* _Work to complete_: Write each record again exactly as it stands.

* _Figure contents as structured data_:
==========

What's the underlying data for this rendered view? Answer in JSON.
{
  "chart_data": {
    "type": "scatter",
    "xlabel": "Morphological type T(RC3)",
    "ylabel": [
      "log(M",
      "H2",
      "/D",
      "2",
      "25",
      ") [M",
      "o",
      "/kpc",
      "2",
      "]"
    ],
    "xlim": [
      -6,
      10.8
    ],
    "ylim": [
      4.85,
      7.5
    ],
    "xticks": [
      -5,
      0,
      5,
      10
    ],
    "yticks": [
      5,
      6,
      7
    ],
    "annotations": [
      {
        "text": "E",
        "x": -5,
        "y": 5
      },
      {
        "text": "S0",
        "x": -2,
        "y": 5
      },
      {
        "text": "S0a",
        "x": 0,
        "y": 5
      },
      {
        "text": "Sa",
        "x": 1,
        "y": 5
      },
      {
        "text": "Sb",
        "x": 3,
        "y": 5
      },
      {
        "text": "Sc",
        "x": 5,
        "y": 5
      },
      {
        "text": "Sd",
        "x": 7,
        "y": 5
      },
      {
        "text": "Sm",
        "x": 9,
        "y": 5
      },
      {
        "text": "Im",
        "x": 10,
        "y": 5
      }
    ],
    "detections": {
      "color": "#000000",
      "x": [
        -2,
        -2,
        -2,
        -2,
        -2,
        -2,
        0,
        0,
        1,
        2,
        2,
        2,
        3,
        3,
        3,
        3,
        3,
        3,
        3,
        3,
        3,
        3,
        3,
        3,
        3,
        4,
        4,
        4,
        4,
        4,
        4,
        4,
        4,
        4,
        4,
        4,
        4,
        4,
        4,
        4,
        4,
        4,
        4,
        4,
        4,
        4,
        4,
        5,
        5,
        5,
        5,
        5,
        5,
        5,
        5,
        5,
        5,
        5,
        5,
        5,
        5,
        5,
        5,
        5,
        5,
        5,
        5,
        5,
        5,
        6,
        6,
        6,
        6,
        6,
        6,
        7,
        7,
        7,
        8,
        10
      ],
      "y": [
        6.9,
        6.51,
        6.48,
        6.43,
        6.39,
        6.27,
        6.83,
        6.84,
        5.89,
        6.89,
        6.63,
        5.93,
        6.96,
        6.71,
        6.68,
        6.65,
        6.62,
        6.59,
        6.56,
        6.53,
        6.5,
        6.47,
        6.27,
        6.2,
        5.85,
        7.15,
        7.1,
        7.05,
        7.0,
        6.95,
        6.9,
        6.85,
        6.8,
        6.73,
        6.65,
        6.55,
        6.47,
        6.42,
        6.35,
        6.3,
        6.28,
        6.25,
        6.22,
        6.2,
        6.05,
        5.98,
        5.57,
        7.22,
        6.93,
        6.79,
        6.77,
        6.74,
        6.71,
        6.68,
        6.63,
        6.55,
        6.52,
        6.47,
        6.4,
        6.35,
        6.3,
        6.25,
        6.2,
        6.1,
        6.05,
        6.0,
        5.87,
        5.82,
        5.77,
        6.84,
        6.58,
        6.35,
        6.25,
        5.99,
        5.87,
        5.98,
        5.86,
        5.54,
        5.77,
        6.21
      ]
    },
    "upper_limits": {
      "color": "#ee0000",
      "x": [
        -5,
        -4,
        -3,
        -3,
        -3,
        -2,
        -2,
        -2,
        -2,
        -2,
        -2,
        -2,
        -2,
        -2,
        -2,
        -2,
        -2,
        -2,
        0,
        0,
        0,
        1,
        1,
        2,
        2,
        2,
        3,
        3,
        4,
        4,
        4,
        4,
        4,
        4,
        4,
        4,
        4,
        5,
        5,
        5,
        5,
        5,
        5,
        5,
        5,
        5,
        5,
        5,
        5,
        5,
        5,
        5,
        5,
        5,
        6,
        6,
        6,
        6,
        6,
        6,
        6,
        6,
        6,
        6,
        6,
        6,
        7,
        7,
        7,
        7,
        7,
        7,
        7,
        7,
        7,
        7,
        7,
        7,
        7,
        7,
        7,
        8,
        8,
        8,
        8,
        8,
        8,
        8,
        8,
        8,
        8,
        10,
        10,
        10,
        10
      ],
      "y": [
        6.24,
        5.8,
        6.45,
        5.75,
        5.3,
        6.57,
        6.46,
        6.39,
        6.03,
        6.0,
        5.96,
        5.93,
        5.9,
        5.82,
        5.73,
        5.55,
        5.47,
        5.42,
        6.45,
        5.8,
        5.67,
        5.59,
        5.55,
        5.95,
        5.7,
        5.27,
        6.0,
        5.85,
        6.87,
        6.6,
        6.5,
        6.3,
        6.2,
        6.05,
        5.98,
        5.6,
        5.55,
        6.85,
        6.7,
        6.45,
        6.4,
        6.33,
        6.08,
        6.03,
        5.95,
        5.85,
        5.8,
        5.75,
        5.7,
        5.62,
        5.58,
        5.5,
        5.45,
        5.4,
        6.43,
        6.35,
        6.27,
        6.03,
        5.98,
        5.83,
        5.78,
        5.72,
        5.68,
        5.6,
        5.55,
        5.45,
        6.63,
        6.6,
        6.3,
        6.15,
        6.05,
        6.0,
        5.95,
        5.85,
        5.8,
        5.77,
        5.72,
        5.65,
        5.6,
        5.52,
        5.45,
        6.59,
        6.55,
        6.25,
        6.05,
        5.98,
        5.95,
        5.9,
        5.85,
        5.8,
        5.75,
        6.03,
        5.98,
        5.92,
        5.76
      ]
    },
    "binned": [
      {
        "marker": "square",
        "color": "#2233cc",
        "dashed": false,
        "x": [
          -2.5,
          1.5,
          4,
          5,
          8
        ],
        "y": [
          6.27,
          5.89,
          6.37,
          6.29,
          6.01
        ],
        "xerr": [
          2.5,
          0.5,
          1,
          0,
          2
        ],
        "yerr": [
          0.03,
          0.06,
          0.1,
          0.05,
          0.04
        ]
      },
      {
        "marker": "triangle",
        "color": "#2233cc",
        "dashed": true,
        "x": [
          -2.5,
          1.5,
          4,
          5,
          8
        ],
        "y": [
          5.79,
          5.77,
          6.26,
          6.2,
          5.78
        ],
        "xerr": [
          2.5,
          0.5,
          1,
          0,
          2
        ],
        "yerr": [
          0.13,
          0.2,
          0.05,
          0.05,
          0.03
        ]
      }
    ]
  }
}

==========

* _Task response_:
What's the underlying data for this rendered view? Answer in JSON.
{
  "chart_data": {
    "type": "scatter",
    "xlabel": "Morphological type T(RC3)",
    "ylabel": [
      "log(M",
      "H2",
      "/D",
      "2",
      "25",
      ") [M",
      "o",
      "/kpc",
      "2",
      "]"
    ],
    "xlim": [
      -6,
      10.8
    ],
    "ylim": [
      4.85,
      7.5
    ],
    "xticks": [
      -5,
      0,
      5,
      10
    ],
    "yticks": [
      5,
      6,
      7
    ],
    "annotations": [
      {
        "text": "E",
        "x": -5,
        "y": 5
      },
      {
        "text": "S0",
        "x": -2,
        "y": 5
      },
      {
        "text": "S0a",
        "x": 0,
        "y": 5
      },
      {
        "text": "Sa",
        "x": 1,
        "y": 5
      },
      {
        "text": "Sb",
        "x": 3,
        "y": 5
      },
      {
        "text": "Sc",
        "x": 5,
        "y": 5
      },
      {
        "text": "Sd",
        "x": 7,
        "y": 5
      },
      {
        "text": "Sm",
        "x": 9,
        "y": 5
      },
      {
        "text": "Im",
        "x": 10,
        "y": 5
      }
    ],
    "detections": {
      "color": "#000000",
      "x": [
        -2,
        -2,
        -2,
        -2,
        -2,
        -2,
        0,
        0,
        1,
        2,
        2,
        2,
        3,
        3,
        3,
        3,
        3,
        3,
        3,
        3,
        3,
        3,
        3,
        3,
        3,
        4,
        4,
        4,
        4,
        4,
        4,
        4,
        4,
        4,
        4,
        4,
        4,
        4,
        4,
        4,
        4,
        4,
        4,
        4,
        4,
        4,
        4,
        5,
        5,
        5,
        5,
        5,
        5,
        5,
        5,
        5,
        5,
        5,
        5,
        5,
        5,
        5,
        5,
        5,
        5,
        5,
        5,
        5,
        5,
        6,
        6,
        6,
        6,
        6,
        6,
        7,
        7,
        7,
        8,
        10
      ],
      "y": [
        6.9,
        6.51,
        6.48,
        6.43,
        6.39,
        6.27,
        6.83,
        6.84,
        5.89,
        6.89,
        6.63,
        5.93,
        6.96,
        6.71,
        6.68,
        6.65,
        6.62,
        6.59,
        6.56,
        6.53,
        6.5,
        6.47,
        6.27,
        6.2,
        5.85,
        7.15,
        7.1,
        7.05,
        7.0,
        6.95,
        6.9,
        6.85,
        6.8,
        6.73,
        6.65,
        6.55,
        6.47,
        6.42,
        6.35,
        6.3,
        6.28,
        6.25,
        6.22,
        6.2,
        6.05,
        5.98,
        5.57,
        7.22,
        6.93,
        6.79,
        6.77,
        6.74,
        6.71,
        6.68,
        6.63,
        6.55,
        6.52,
        6.47,
        6.4,
        6.35,
        6.3,
        6.25,
        6.2,
        6.1,
        6.05,
        6.0,
        5.87,
        5.82,
        5.77,
        6.84,
        6.58,
        6.35,
        6.25,
        5.99,
        5.87,
        5.98,
        5.86,
        5.54,
        5.77,
        6.21
      ]
    },
    "upper_limits": {
      "color": "#ee0000",
      "x": [
        -5,
        -4,
        -3,
        -3,
        -3,
        -2,
        -2,
        -2,
        -2,
        -2,
        -2,
        -2,
        -2,
        -2,
        -2,
        -2,
        -2,
        -2,
        0,
        0,
        0,
        1,
        1,
        2,
        2,
        2,
        3,
        3,
        4,
        4,
        4,
        4,
        4,
        4,
        4,
        4,
        4,
        5,
        5,
        5,
        5,
        5,
        5,
        5,
        5,
        5,
        5,
        5,
        5,
        5,
        5,
        5,
        5,
        5,
        6,
        6,
        6,
        6,
        6,
        6,
        6,
        6,
        6,
        6,
        6,
        6,
        7,
        7,
        7,
        7,
        7,
        7,
        7,
        7,
        7,
        7,
        7,
        7,
        7,
        7,
        7,
        8,
        8,
        8,
        8,
        8,
        8,
        8,
        8,
        8,
        8,
        10,
        10,
        10,
        10
      ],
      "y": [
        6.24,
        5.8,
        6.45,
        5.75,
        5.3,
        6.57,
        6.46,
        6.39,
        6.03,
        6.0,
        5.96,
        5.93,
        5.9,
        5.82,
        5.73,
        5.55,
        5.47,
        5.42,
        6.45,
        5.8,
        5.67,
        5.59,
        5.55,
        5.95,
        5.7,
        5.27,
        6.0,
        5.85,
        6.87,
        6.6,
        6.5,
        6.3,
        6.2,
        6.05,
        5.98,
        5.6,
        5.55,
        6.85,
        6.7,
        6.45,
        6.4,
        6.33,
        6.08,
        6.03,
        5.95,
        5.85,
        5.8,
        5.75,
        5.7,
        5.62,
        5.58,
        5.5,
        5.45,
        5.4,
        6.43,
        6.35,
        6.27,
        6.03,
        5.98,
        5.83,
        5.78,
        5.72,
        5.68,
        5.6,
        5.55,
        5.45,
        6.63,
        6.6,
        6.3,
        6.15,
        6.05,
        6.0,
        5.95,
        5.85,
        5.8,
        5.77,
        5.72,
        5.65,
        5.6,
        5.52,
        5.45,
        6.59,
        6.55,
        6.25,
        6.05,
        5.98,
        5.95,
        5.9,
        5.85,
        5.8,
        5.75,
        6.03,
        5.98,
        5.92,
        5.76
      ]
    },
    "binned": [
      {
        "marker": "square",
        "color": "#2233cc",
        "dashed": false,
        "x": [
          -2.5,
          1.5,
          4,
          5,
          8
        ],
        "y": [
          6.27,
          5.89,
          6.37,
          6.29,
          6.01
        ],
        "xerr": [
          2.5,
          0.5,
          1,
          0,
          2
        ],
        "yerr": [
          0.03,
          0.06,
          0.1,
          0.05,
          0.04
        ]
      },
      {
        "marker": "triangle",
        "color": "#2233cc",
        "dashed": true,
        "x": [
          -2.5,
          1.5,
          4,
          5,
          8
        ],
        "y": [
          5.79,
          5.77,
          6.26,
          6.2,
          5.78
        ],
        "xerr": [
          2.5,
          0.5,
          1,
          0,
          2
        ],
        "yerr": [
          0.13,
          0.2,
          0.05,
          0.05,
          0.03
        ]
      }
    ]
  }
}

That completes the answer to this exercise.